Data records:
((

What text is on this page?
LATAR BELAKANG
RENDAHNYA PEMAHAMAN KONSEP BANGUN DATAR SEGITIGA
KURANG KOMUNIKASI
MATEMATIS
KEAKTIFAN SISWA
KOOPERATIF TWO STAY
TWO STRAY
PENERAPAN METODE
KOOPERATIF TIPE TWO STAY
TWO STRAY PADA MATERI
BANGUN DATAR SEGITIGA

))

Given exercise: Your task is to reproduce the whole listing exactly.

Finished exercise:
What text is on this page?
LATAR BELAKANG
RENDAHNYA PEMAHAMAN KONSEP BANGUN DATAR SEGITIGA
KURANG KOMUNIKASI
MATEMATIS
KEAKTIFAN SISWA
KOOPERATIF TWO STAY
TWO STRAY
PENERAPAN METODE
KOOPERATIF TIPE TWO STAY
TWO STRAY PADA MATERI
BANGUN DATAR SEGITIGA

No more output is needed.